> **Request**: Copy out each line that includes the word "with".

> **Records supplied**:
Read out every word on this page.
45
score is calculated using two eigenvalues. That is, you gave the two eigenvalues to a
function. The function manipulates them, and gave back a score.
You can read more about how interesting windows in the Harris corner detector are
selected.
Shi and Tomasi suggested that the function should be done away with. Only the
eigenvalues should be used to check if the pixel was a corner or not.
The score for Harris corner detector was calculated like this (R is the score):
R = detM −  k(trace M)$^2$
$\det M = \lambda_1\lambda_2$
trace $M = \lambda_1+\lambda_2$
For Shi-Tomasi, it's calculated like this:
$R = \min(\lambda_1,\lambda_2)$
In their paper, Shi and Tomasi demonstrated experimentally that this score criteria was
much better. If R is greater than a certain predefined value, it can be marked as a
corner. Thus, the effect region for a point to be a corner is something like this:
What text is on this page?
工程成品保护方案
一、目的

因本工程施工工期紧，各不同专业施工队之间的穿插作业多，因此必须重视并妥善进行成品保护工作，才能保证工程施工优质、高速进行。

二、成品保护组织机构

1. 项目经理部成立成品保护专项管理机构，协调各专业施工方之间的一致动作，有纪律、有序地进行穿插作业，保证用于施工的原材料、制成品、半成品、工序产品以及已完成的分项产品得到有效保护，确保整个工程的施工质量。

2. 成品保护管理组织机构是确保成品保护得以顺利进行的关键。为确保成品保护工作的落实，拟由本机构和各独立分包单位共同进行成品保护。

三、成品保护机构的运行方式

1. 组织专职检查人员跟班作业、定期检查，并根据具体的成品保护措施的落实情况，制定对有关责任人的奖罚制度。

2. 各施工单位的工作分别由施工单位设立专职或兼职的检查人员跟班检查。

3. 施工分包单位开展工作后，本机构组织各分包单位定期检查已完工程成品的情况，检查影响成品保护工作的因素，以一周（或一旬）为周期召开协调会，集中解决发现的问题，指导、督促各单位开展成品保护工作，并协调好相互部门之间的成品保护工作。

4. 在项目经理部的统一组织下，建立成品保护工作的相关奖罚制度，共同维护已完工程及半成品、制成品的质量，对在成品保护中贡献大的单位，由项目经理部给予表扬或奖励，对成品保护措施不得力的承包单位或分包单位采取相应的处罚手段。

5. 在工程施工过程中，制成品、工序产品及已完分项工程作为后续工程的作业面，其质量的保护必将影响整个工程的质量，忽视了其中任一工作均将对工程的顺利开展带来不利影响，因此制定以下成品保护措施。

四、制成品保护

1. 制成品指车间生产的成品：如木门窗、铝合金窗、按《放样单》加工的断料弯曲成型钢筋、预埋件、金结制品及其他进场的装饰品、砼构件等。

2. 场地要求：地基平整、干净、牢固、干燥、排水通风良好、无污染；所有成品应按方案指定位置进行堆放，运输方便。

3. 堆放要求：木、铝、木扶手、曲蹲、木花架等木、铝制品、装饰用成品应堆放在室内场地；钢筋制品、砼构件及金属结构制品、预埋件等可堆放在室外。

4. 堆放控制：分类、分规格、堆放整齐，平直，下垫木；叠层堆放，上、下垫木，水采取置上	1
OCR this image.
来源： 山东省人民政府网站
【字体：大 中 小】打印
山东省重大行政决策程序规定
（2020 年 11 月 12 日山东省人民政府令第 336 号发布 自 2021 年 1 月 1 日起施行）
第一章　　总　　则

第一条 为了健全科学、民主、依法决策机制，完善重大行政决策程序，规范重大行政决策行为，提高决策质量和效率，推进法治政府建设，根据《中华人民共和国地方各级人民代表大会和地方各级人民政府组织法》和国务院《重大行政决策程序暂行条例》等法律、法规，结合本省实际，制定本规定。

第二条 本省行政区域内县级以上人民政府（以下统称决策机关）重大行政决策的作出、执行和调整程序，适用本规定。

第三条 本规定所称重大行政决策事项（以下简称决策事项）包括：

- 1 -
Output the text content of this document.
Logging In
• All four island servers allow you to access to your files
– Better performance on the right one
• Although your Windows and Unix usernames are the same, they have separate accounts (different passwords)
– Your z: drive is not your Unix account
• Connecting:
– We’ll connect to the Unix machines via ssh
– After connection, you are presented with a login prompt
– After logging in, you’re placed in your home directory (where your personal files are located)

> **Task output**:
Shi and Tomasi suggested that the function should be done away with. Only the
– After connection, you are presented with a login prompt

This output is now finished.